* _Material to process_:

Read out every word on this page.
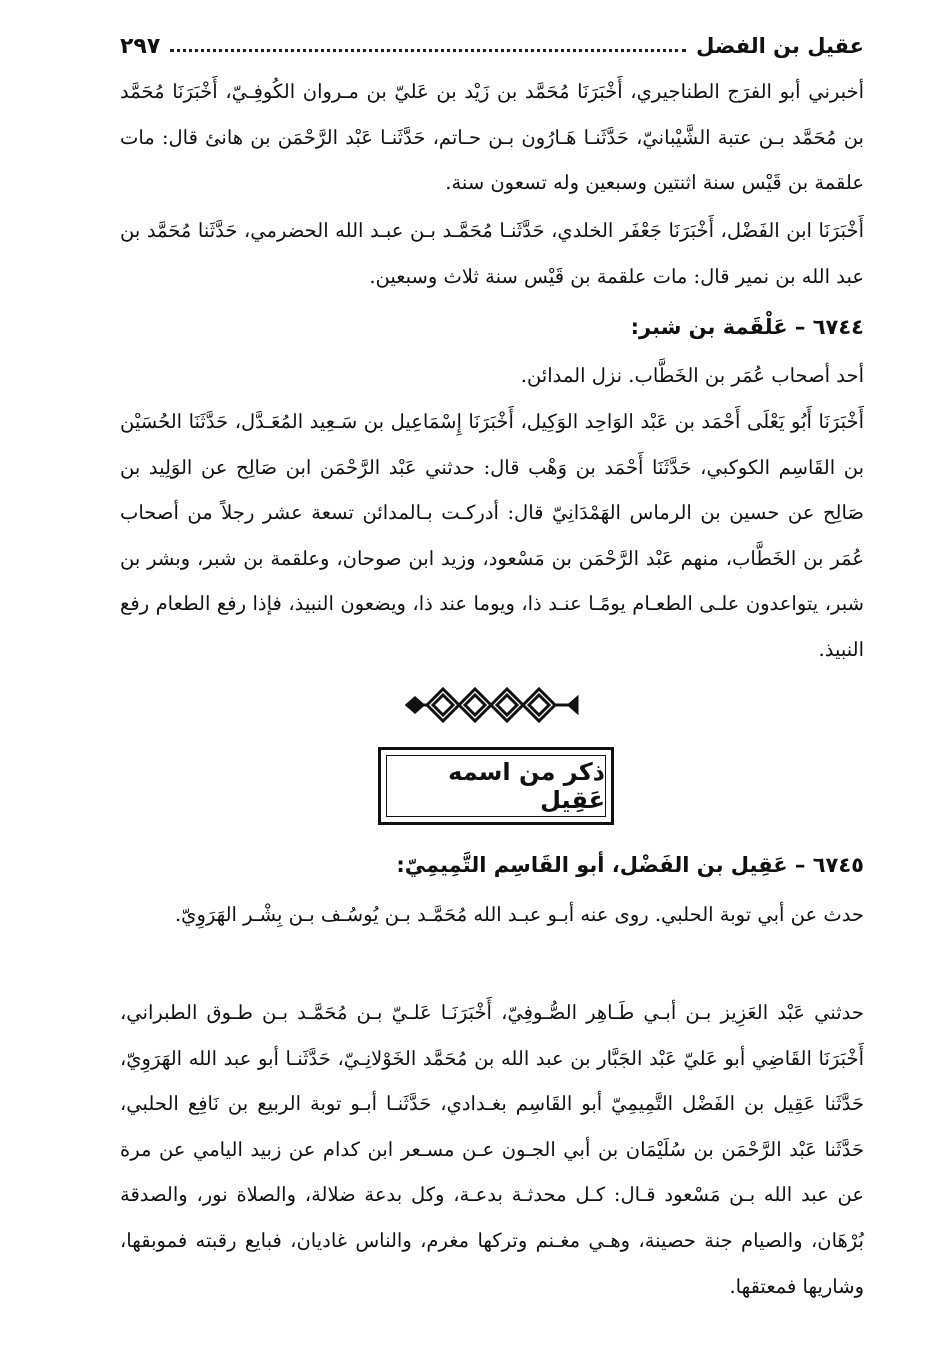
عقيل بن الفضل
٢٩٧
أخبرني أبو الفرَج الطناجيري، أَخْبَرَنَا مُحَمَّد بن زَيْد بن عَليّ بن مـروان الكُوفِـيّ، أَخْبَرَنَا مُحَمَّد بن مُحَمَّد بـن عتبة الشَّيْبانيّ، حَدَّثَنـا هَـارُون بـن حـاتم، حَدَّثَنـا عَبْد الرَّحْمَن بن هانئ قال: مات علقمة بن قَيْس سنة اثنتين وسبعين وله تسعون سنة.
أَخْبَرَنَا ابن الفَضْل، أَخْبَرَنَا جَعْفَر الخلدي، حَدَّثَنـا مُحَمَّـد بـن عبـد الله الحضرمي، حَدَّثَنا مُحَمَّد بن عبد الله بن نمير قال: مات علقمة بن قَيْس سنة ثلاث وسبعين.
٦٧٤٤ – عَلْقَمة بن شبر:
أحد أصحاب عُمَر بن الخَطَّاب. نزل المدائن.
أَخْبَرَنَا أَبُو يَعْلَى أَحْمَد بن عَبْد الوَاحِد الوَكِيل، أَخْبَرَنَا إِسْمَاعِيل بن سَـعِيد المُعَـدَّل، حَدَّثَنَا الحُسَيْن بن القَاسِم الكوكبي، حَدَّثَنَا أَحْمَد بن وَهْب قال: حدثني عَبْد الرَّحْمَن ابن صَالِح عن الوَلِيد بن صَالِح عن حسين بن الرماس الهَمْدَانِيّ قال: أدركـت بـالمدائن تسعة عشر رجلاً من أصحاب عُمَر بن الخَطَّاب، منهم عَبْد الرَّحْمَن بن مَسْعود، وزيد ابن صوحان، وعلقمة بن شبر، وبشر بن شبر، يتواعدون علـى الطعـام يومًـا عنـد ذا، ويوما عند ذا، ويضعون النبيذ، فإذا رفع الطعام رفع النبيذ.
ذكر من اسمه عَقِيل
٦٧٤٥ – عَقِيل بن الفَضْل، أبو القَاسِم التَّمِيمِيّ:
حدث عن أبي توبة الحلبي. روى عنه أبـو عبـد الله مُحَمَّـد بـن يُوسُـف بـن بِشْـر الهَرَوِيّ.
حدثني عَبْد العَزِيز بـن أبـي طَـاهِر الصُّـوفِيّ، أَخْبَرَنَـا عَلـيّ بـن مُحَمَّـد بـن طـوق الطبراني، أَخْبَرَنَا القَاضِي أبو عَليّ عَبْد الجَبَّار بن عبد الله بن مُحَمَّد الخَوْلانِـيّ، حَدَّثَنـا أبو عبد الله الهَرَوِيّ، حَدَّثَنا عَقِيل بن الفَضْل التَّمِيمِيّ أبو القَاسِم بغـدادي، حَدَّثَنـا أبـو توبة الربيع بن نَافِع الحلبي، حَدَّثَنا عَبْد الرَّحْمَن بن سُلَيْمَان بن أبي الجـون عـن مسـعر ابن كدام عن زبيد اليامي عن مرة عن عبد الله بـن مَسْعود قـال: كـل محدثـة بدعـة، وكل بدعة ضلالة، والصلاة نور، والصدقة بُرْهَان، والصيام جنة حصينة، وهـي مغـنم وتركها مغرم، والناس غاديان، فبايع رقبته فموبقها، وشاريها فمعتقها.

--

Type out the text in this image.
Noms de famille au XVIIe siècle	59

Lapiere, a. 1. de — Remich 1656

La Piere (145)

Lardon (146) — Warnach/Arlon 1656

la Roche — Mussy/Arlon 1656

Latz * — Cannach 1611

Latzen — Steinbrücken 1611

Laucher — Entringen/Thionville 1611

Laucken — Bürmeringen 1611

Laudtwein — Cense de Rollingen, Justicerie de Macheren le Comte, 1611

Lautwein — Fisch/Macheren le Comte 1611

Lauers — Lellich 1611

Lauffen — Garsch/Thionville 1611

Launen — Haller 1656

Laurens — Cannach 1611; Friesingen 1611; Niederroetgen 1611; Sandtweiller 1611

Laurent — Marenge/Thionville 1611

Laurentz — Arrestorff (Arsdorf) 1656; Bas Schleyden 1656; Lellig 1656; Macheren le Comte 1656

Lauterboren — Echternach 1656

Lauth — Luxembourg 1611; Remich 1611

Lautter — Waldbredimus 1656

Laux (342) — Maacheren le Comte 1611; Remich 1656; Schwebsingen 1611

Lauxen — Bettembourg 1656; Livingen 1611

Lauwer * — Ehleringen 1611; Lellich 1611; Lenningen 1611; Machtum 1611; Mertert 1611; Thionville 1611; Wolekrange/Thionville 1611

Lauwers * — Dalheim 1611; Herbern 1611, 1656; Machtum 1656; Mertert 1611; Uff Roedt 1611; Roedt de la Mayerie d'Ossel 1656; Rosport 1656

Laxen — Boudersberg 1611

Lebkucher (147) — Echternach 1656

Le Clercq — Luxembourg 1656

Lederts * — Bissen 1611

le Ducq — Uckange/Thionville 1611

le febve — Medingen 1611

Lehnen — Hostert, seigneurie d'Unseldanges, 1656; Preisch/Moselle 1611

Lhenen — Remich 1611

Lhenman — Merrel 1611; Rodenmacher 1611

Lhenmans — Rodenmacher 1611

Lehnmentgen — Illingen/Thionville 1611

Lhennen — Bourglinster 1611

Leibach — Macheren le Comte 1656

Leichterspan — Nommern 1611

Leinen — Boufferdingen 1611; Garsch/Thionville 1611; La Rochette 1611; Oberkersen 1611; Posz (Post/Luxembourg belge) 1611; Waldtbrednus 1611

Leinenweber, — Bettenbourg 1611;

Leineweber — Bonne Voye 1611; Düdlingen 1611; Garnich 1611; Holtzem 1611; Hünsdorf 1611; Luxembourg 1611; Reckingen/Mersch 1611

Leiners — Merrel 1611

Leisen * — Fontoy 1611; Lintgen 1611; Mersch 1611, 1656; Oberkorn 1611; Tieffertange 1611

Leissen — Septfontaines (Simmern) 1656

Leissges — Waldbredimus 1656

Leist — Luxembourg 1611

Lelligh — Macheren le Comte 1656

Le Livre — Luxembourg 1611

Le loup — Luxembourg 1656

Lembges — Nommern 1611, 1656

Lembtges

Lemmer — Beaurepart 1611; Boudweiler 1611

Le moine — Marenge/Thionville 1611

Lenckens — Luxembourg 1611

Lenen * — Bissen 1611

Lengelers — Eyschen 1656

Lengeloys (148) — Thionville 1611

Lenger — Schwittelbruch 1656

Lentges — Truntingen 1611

* _Problem_: List every line above that contains the word "Merrel".

* _Solution_:
Lhenman — Merrel 1611; Rodenmacher 1611
Leiners — Merrel 1611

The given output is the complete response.